## YOUR INSTRUCTIONS
Restate all of the data exactly.

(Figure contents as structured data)
=-=-=-=-=
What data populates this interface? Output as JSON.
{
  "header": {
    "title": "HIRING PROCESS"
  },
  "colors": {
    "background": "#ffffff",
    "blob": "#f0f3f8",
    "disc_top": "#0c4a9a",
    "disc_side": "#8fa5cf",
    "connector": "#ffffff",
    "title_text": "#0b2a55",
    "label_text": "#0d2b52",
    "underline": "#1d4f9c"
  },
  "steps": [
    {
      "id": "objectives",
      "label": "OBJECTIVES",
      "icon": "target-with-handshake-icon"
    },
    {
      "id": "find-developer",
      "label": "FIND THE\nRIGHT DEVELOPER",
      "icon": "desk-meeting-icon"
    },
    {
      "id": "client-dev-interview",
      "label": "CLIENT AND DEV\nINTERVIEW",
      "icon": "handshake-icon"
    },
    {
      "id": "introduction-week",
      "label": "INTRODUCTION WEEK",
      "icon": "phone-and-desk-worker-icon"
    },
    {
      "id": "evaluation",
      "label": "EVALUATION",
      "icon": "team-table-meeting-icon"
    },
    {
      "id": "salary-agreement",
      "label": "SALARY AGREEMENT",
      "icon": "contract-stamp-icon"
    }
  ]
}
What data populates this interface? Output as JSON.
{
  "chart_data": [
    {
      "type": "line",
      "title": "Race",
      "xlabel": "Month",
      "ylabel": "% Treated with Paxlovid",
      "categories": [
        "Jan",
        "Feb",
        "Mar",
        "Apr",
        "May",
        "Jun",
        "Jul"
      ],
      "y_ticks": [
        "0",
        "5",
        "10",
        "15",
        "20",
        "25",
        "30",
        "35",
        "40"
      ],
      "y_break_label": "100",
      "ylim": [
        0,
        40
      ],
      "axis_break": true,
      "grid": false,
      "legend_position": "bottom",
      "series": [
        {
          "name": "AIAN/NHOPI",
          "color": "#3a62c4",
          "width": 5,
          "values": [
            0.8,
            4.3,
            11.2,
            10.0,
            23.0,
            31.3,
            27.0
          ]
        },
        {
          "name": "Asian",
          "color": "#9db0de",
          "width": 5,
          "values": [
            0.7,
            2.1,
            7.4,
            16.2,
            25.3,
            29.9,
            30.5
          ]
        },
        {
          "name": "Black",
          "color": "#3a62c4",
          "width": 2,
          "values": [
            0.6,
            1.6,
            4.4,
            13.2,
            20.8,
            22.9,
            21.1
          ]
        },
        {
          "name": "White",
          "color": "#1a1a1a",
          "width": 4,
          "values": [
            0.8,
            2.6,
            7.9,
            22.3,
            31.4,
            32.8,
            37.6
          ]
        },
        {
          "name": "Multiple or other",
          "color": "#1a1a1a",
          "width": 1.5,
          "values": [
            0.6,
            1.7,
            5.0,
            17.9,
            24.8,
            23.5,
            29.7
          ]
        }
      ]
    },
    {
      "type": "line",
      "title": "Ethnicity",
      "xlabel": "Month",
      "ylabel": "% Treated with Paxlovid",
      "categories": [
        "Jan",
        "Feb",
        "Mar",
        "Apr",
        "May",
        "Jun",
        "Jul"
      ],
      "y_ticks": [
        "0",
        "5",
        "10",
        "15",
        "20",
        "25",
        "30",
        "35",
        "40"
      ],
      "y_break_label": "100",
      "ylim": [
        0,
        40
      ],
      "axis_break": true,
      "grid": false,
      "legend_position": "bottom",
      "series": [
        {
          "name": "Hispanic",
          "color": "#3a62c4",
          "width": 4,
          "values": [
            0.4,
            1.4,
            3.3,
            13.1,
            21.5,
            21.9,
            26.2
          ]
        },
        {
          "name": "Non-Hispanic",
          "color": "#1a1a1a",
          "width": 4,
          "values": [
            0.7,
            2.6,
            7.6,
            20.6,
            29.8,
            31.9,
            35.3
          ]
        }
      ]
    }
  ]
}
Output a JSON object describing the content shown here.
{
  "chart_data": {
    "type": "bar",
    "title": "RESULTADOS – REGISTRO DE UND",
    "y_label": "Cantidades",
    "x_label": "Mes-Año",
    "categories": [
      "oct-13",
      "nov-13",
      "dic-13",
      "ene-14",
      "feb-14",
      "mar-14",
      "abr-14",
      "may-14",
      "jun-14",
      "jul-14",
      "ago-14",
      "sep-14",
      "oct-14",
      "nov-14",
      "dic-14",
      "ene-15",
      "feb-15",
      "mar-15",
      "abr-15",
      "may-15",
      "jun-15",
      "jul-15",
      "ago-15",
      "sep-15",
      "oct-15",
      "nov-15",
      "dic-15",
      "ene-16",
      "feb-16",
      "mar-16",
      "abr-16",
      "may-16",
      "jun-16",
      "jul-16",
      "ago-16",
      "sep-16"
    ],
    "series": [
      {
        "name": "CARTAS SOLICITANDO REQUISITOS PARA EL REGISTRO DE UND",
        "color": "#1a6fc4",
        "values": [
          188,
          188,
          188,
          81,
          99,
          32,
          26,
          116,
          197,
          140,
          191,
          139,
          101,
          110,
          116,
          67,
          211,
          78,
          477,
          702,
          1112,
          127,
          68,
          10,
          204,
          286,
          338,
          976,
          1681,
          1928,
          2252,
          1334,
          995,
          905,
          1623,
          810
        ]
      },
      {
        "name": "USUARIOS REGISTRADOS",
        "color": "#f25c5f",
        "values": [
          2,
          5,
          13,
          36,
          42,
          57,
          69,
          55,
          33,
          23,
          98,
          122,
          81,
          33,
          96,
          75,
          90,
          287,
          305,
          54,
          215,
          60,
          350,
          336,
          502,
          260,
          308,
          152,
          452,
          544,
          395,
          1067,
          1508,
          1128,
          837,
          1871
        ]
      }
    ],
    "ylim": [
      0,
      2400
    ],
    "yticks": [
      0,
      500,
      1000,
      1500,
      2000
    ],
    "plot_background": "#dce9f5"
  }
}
=-=-=-=-=
## EXERCISE ANSWER
What data populates this interface? Output as JSON.
{
  "header": {
    "title": "HIRING PROCESS"
  },
  "colors": {
    "background": "#ffffff",
    "blob": "#f0f3f8",
    "disc_top": "#0c4a9a",
    "disc_side": "#8fa5cf",
    "connector": "#ffffff",
    "title_text": "#0b2a55",
    "label_text": "#0d2b52",
    "underline": "#1d4f9c"
  },
  "steps": [
    {
      "id": "objectives",
      "label": "OBJECTIVES",
      "icon": "target-with-handshake-icon"
    },
    {
      "id": "find-developer",
      "label": "FIND THE\nRIGHT DEVELOPER",
      "icon": "desk-meeting-icon"
    },
    {
      "id": "client-dev-interview",
      "label": "CLIENT AND DEV\nINTERVIEW",
      "icon": "handshake-icon"
    },
    {
      "id": "introduction-week",
      "label": "INTRODUCTION WEEK",
      "icon": "phone-and-desk-worker-icon"
    },
    {
      "id": "evaluation",
      "label": "EVALUATION",
      "icon": "team-table-meeting-icon"
    },
    {
      "id": "salary-agreement",
      "label": "SALARY AGREEMENT",
      "icon": "contract-stamp-icon"
    }
  ]
}
What data populates this interface? Output as JSON.
{
  "chart_data": [
    {
      "type": "line",
      "title": "Race",
      "xlabel": "Month",
      "ylabel": "% Treated with Paxlovid",
      "categories": [
        "Jan",
        "Feb",
        "Mar",
        "Apr",
        "May",
        "Jun",
        "Jul"
      ],
      "y_ticks": [
        "0",
        "5",
        "10",
        "15",
        "20",
        "25",
        "30",
        "35",
        "40"
      ],
      "y_break_label": "100",
      "ylim": [
        0,
        40
      ],
      "axis_break": true,
      "grid": false,
      "legend_position": "bottom",
      "series": [
        {
          "name": "AIAN/NHOPI",
          "color": "#3a62c4",
          "width": 5,
          "values": [
            0.8,
            4.3,
            11.2,
            10.0,
            23.0,
            31.3,
            27.0
          ]
        },
        {
          "name": "Asian",
          "color": "#9db0de",
          "width": 5,
          "values": [
            0.7,
            2.1,
            7.4,
            16.2,
            25.3,
            29.9,
            30.5
          ]
        },
        {
          "name": "Black",
          "color": "#3a62c4",
          "width": 2,
          "values": [
            0.6,
            1.6,
            4.4,
            13.2,
            20.8,
            22.9,
            21.1
          ]
        },
        {
          "name": "White",
          "color": "#1a1a1a",
          "width": 4,
          "values": [
            0.8,
            2.6,
            7.9,
            22.3,
            31.4,
            32.8,
            37.6
          ]
        },
        {
          "name": "Multiple or other",
          "color": "#1a1a1a",
          "width": 1.5,
          "values": [
            0.6,
            1.7,
            5.0,
            17.9,
            24.8,
            23.5,
            29.7
          ]
        }
      ]
    },
    {
      "type": "line",
      "title": "Ethnicity",
      "xlabel": "Month",
      "ylabel": "% Treated with Paxlovid",
      "categories": [
        "Jan",
        "Feb",
        "Mar",
        "Apr",
        "May",
        "Jun",
        "Jul"
      ],
      "y_ticks": [
        "0",
        "5",
        "10",
        "15",
        "20",
        "25",
        "30",
        "35",
        "40"
      ],
      "y_break_label": "100",
      "ylim": [
        0,
        40
      ],
      "axis_break": true,
      "grid": false,
      "legend_position": "bottom",
      "series": [
        {
          "name": "Hispanic",
          "color": "#3a62c4",
          "width": 4,
          "values": [
            0.4,
            1.4,
            3.3,
            13.1,
            21.5,
            21.9,
            26.2
          ]
        },
        {
          "name": "Non-Hispanic",
          "color": "#1a1a1a",
          "width": 4,
          "values": [
            0.7,
            2.6,
            7.6,
            20.6,
            29.8,
            31.9,
            35.3
          ]
        }
      ]
    }
  ]
}
Output a JSON object describing the content shown here.
{
  "chart_data": {
    "type": "bar",
    "title": "RESULTADOS – REGISTRO DE UND",
    "y_label": "Cantidades",
    "x_label": "Mes-Año",
    "categories": [
      "oct-13",
      "nov-13",
      "dic-13",
      "ene-14",
      "feb-14",
      "mar-14",
      "abr-14",
      "may-14",
      "jun-14",
      "jul-14",
      "ago-14",
      "sep-14",
      "oct-14",
      "nov-14",
      "dic-14",
      "ene-15",
      "feb-15",
      "mar-15",
      "abr-15",
      "may-15",
      "jun-15",
      "jul-15",
      "ago-15",
      "sep-15",
      "oct-15",
      "nov-15",
      "dic-15",
      "ene-16",
      "feb-16",
      "mar-16",
      "abr-16",
      "may-16",
      "jun-16",
      "jul-16",
      "ago-16",
      "sep-16"
    ],
    "series": [
      {
        "name": "CARTAS SOLICITANDO REQUISITOS PARA EL REGISTRO DE UND",
        "color": "#1a6fc4",
        "values": [
          188,
          188,
          188,
          81,
          99,
          32,
          26,
          116,
          197,
          140,
          191,
          139,
          101,
          110,
          116,
          67,
          211,
          78,
          477,
          702,
          1112,
          127,
          68,
          10,
          204,
          286,
          338,
          976,
          1681,
          1928,
          2252,
          1334,
          995,
          905,
          1623,
          810
        ]
      },
      {
        "name": "USUARIOS REGISTRADOS",
        "color": "#f25c5f",
        "values": [
          2,
          5,
          13,
          36,
          42,
          57,
          69,
          55,
          33,
          23,
          98,
          122,
          81,
          33,
          96,
          75,
          90,
          287,
          305,
          54,
          215,
          60,
          350,
          336,
          502,
          260,
          308,
          152,
          452,
          544,
          395,
          1067,
          1508,
          1128,
          837,
          1871
        ]
      }
    ],
    "ylim": [
      0,
      2400
    ],
    "yticks": [
      0,
      500,
      1000,
      1500,
      2000
    ],
    "plot_background": "#dce9f5"
  }
}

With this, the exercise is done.